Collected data
•••••

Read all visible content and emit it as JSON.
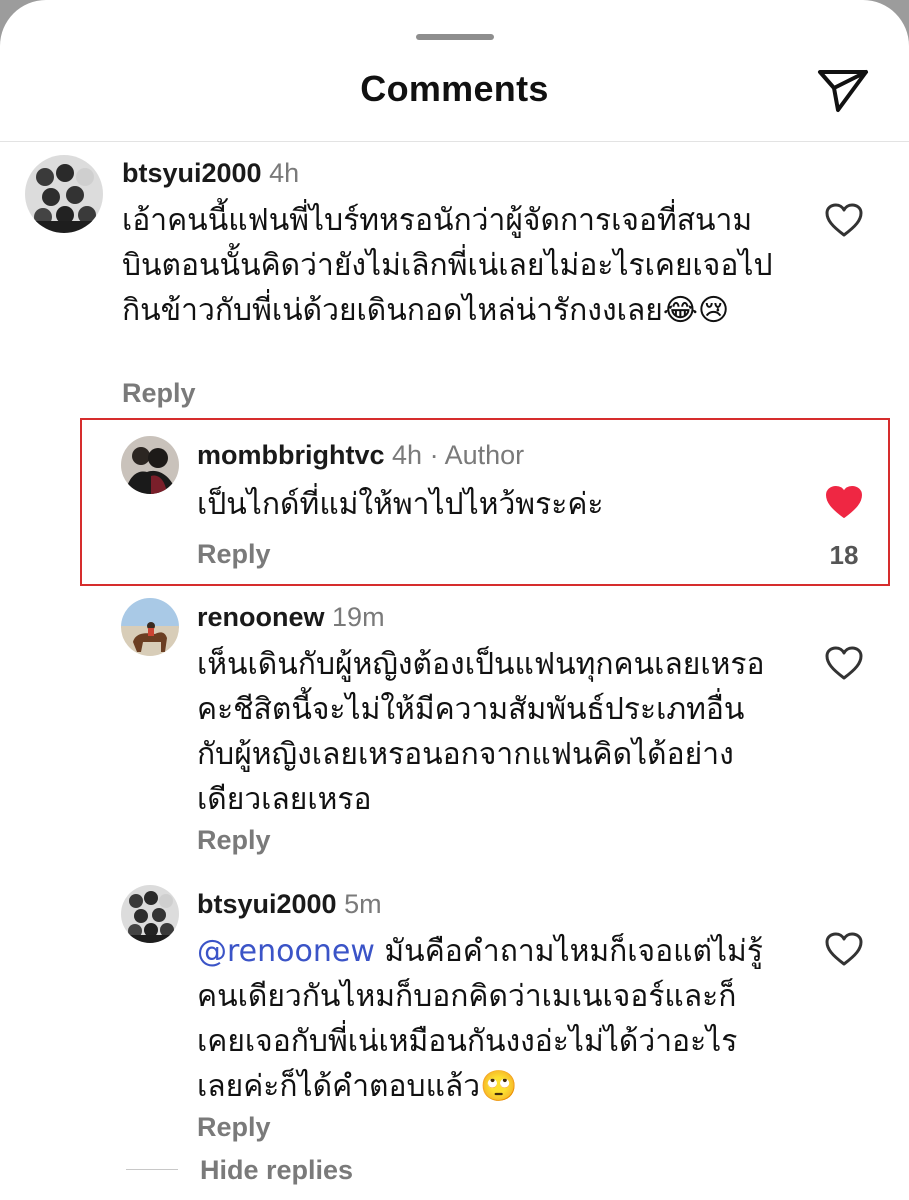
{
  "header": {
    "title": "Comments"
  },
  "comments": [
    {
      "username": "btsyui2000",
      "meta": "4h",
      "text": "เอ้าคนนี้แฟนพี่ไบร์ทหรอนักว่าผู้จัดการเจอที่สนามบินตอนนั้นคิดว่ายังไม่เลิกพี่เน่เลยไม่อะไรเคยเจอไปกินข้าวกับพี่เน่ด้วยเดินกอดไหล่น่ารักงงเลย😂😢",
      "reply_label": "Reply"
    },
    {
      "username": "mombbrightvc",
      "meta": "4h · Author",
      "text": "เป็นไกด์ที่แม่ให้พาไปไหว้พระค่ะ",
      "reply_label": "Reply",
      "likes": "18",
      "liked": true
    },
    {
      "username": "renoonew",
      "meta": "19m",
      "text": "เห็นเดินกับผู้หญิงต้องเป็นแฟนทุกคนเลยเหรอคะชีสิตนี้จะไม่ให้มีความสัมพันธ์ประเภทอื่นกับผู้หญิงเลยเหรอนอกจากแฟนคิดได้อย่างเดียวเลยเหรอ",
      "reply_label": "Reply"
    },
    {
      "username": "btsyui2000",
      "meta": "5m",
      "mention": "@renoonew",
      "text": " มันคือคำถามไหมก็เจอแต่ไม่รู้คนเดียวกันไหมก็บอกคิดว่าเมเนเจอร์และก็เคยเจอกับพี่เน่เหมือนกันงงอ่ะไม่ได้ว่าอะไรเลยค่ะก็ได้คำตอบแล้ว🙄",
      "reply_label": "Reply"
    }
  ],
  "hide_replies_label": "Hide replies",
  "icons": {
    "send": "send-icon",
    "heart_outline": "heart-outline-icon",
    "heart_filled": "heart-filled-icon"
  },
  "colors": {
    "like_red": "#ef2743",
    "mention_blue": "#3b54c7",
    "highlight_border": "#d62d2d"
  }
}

•••••

◆ PROBLEM STATEMENT ◆
Look over the listing. Pull out every line with the string "username" in it.

◆ SOLVED EXERCISE ◆
      "username": "btsyui2000",
      "username": "mombbrightvc",
      "username": "renoonew",
      "username": "btsyui2000",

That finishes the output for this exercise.